• _EXERCISE DIRECTIONS_
Repeat the records below exactly.

• _SOURCE DATA_
--------

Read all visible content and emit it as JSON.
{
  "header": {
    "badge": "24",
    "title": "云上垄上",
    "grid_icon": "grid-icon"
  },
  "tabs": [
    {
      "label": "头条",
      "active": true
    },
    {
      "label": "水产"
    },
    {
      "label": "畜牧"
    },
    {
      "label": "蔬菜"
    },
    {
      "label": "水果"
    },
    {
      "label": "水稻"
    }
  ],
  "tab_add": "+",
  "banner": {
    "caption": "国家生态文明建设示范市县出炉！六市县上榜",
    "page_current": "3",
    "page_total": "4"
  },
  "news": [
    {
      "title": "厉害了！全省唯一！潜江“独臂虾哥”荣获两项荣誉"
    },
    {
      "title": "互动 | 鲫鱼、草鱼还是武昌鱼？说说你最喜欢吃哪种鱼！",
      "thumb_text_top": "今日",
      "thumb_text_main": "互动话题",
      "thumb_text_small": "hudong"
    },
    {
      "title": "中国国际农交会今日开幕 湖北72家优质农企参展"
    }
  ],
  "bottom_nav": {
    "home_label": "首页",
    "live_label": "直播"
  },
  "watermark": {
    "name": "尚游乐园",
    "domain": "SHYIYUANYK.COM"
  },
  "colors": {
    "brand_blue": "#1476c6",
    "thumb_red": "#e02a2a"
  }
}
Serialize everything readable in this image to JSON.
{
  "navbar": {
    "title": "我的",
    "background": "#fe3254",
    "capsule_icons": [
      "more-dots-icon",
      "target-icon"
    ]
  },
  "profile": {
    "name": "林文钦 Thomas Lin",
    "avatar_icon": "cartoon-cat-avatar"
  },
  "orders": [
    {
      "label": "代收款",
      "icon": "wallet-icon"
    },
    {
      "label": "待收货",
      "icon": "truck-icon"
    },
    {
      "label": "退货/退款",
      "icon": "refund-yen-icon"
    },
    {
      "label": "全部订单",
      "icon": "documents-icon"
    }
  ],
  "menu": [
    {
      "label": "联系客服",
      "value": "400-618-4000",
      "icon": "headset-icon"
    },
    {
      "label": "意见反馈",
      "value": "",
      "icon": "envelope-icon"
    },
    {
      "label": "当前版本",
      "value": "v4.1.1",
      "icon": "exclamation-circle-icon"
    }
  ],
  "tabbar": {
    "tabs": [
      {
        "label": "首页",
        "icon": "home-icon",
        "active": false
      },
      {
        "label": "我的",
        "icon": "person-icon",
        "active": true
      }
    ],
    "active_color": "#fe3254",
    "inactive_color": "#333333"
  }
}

--------

• _EXERCISE OUTPUT_
Read all visible content and emit it as JSON.
{
  "header": {
    "badge": "24",
    "title": "云上垄上",
    "grid_icon": "grid-icon"
  },
  "tabs": [
    {
      "label": "头条",
      "active": true
    },
    {
      "label": "水产"
    },
    {
      "label": "畜牧"
    },
    {
      "label": "蔬菜"
    },
    {
      "label": "水果"
    },
    {
      "label": "水稻"
    }
  ],
  "tab_add": "+",
  "banner": {
    "caption": "国家生态文明建设示范市县出炉！六市县上榜",
    "page_current": "3",
    "page_total": "4"
  },
  "news": [
    {
      "title": "厉害了！全省唯一！潜江“独臂虾哥”荣获两项荣誉"
    },
    {
      "title": "互动 | 鲫鱼、草鱼还是武昌鱼？说说你最喜欢吃哪种鱼！",
      "thumb_text_top": "今日",
      "thumb_text_main": "互动话题",
      "thumb_text_small": "hudong"
    },
    {
      "title": "中国国际农交会今日开幕 湖北72家优质农企参展"
    }
  ],
  "bottom_nav": {
    "home_label": "首页",
    "live_label": "直播"
  },
  "watermark": {
    "name": "尚游乐园",
    "domain": "SHYIYUANYK.COM"
  },
  "colors": {
    "brand_blue": "#1476c6",
    "thumb_red": "#e02a2a"
  }
}
Serialize everything readable in this image to JSON.
{
  "navbar": {
    "title": "我的",
    "background": "#fe3254",
    "capsule_icons": [
      "more-dots-icon",
      "target-icon"
    ]
  },
  "profile": {
    "name": "林文钦 Thomas Lin",
    "avatar_icon": "cartoon-cat-avatar"
  },
  "orders": [
    {
      "label": "代收款",
      "icon": "wallet-icon"
    },
    {
      "label": "待收货",
      "icon": "truck-icon"
    },
    {
      "label": "退货/退款",
      "icon": "refund-yen-icon"
    },
    {
      "label": "全部订单",
      "icon": "documents-icon"
    }
  ],
  "menu": [
    {
      "label": "联系客服",
      "value": "400-618-4000",
      "icon": "headset-icon"
    },
    {
      "label": "意见反馈",
      "value": "",
      "icon": "envelope-icon"
    },
    {
      "label": "当前版本",
      "value": "v4.1.1",
      "icon": "exclamation-circle-icon"
    }
  ],
  "tabbar": {
    "tabs": [
      {
        "label": "首页",
        "icon": "home-icon",
        "active": false
      },
      {
        "label": "我的",
        "icon": "person-icon",
        "active": true
      }
    ],
    "active_color": "#fe3254",
    "inactive_color": "#333333"
  }
}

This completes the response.